Lines of data
···
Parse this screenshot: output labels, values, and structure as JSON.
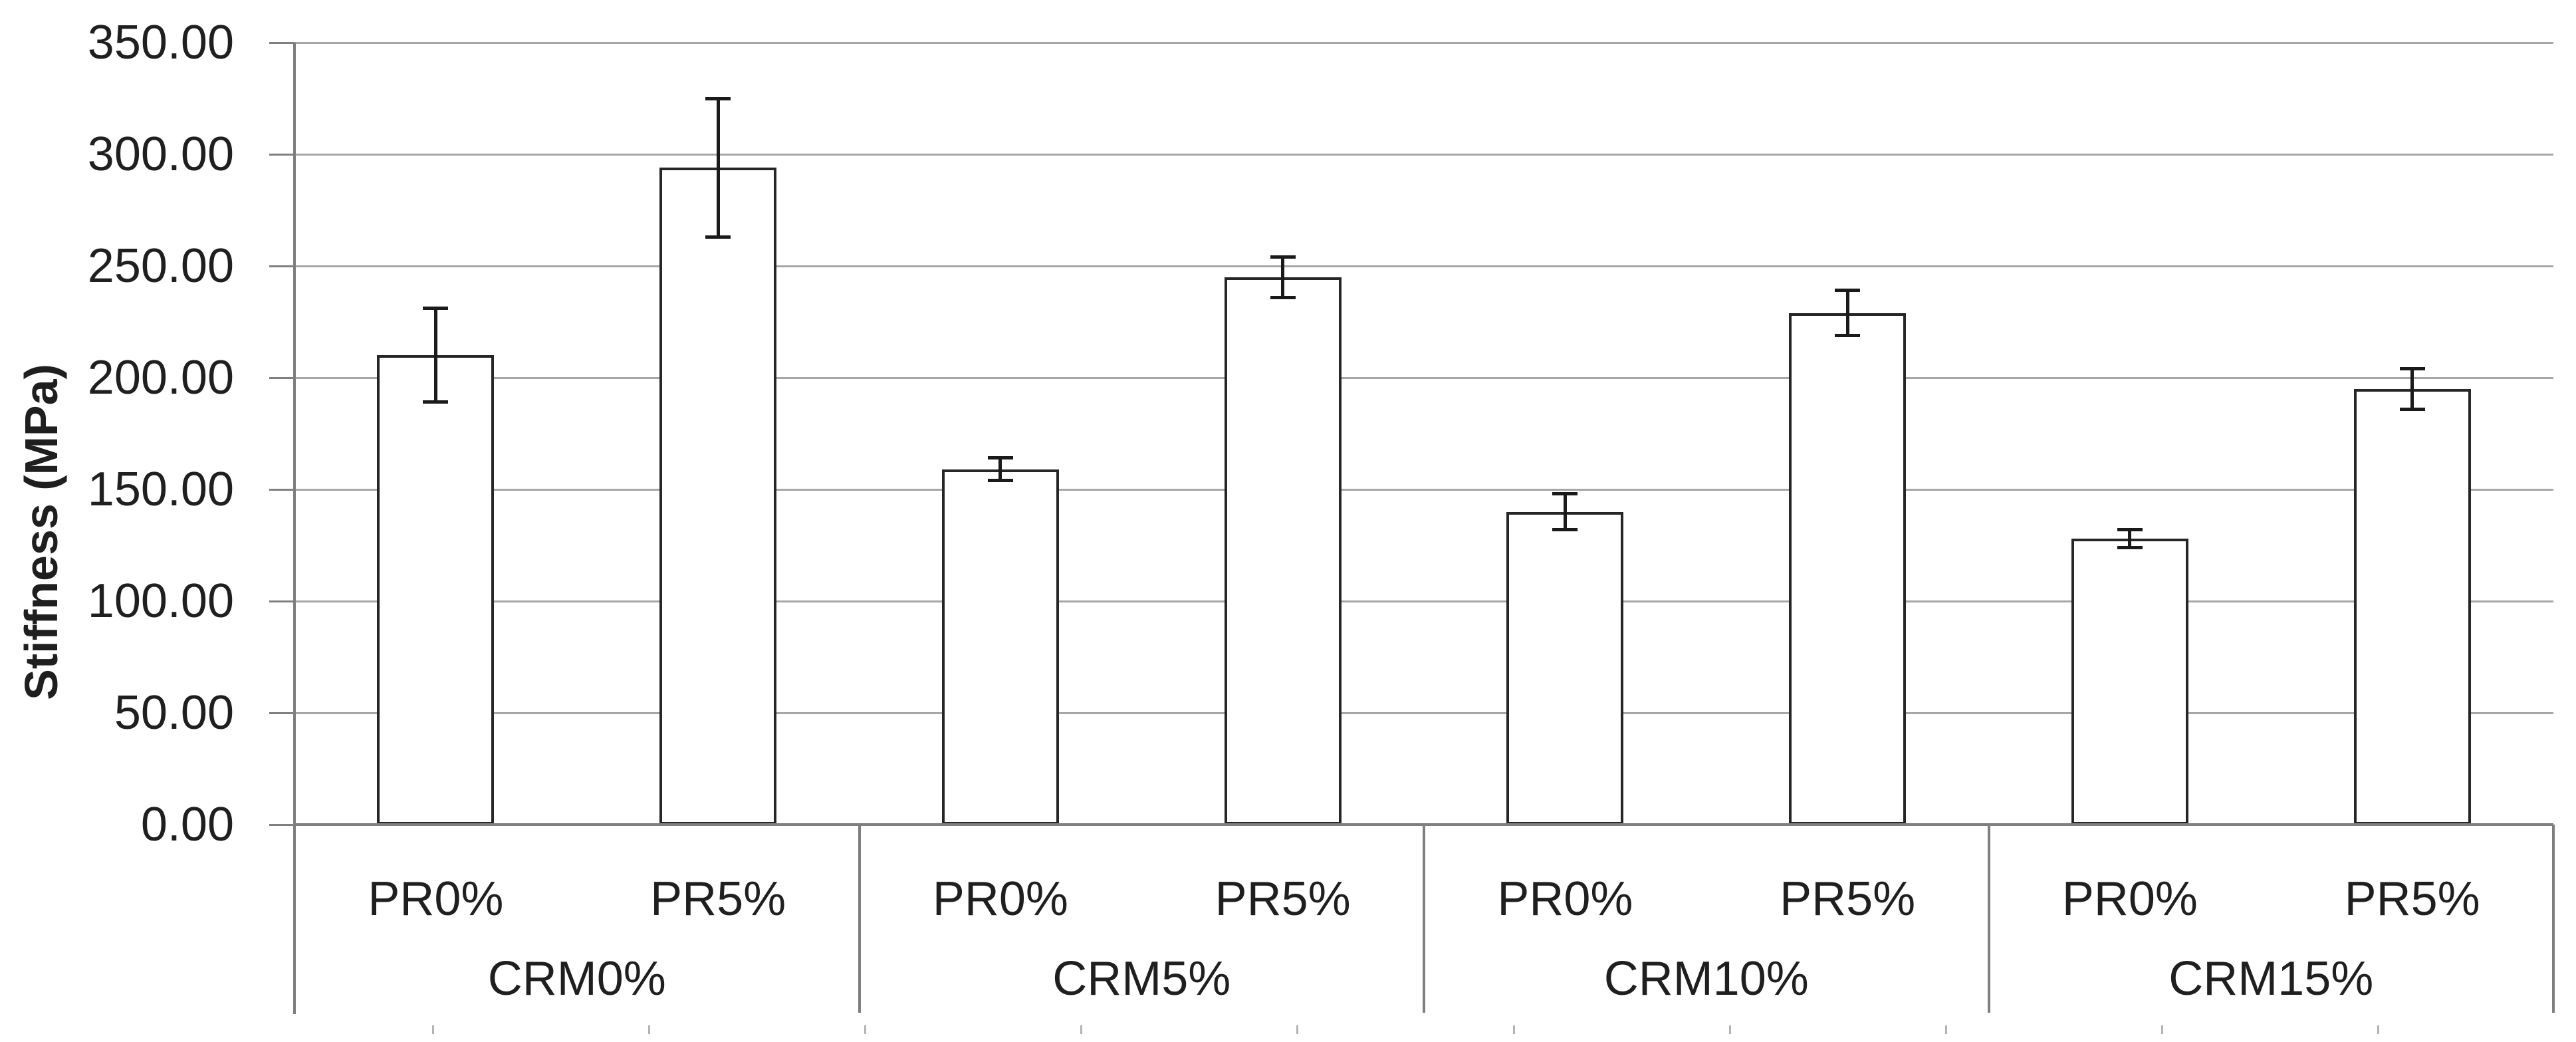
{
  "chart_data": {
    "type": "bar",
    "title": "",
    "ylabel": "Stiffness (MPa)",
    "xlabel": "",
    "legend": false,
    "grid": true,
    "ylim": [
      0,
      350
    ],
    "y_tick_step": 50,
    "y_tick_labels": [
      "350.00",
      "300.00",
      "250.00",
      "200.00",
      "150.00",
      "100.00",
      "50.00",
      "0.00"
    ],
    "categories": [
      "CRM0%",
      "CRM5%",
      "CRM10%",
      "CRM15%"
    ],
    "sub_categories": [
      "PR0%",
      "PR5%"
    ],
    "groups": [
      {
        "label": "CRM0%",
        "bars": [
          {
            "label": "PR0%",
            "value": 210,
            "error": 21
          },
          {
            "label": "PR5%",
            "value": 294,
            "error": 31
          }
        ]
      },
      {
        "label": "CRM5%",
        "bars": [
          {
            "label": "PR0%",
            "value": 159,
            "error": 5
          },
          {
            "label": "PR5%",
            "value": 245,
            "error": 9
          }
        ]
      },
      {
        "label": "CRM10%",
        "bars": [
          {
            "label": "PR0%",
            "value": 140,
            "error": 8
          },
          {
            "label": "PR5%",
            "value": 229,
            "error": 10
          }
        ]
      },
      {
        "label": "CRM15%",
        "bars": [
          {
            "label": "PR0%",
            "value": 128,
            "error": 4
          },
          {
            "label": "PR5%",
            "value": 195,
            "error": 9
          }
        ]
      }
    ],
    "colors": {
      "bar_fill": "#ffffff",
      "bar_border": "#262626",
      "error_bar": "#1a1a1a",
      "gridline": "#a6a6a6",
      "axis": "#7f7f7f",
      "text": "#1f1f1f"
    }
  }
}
···
### OBJECTIVE
Without the pictures, reproduce every line of the records above exactly.

### EXERCISE RESULT
Parse this screenshot: output labels, values, and structure as JSON.
{
  "chart_data": {
    "type": "bar",
    "title": "",
    "ylabel": "Stiffness (MPa)",
    "xlabel": "",
    "legend": false,
    "grid": true,
    "ylim": [
      0,
      350
    ],
    "y_tick_step": 50,
    "y_tick_labels": [
      "350.00",
      "300.00",
      "250.00",
      "200.00",
      "150.00",
      "100.00",
      "50.00",
      "0.00"
    ],
    "categories": [
      "CRM0%",
      "CRM5%",
      "CRM10%",
      "CRM15%"
    ],
    "sub_categories": [
      "PR0%",
      "PR5%"
    ],
    "groups": [
      {
        "label": "CRM0%",
        "bars": [
          {
            "label": "PR0%",
            "value": 210,
            "error": 21
          },
          {
            "label": "PR5%",
            "value": 294,
            "error": 31
          }
        ]
      },
      {
        "label": "CRM5%",
        "bars": [
          {
            "label": "PR0%",
            "value": 159,
            "error": 5
          },
          {
            "label": "PR5%",
            "value": 245,
            "error": 9
          }
        ]
      },
      {
        "label": "CRM10%",
        "bars": [
          {
            "label": "PR0%",
            "value": 140,
            "error": 8
          },
          {
            "label": "PR5%",
            "value": 229,
            "error": 10
          }
        ]
      },
      {
        "label": "CRM15%",
        "bars": [
          {
            "label": "PR0%",
            "value": 128,
            "error": 4
          },
          {
            "label": "PR5%",
            "value": 195,
            "error": 9
          }
        ]
      }
    ],
    "colors": {
      "bar_fill": "#ffffff",
      "bar_border": "#262626",
      "error_bar": "#1a1a1a",
      "gridline": "#a6a6a6",
      "axis": "#7f7f7f",
      "text": "#1f1f1f"
    }
  }
}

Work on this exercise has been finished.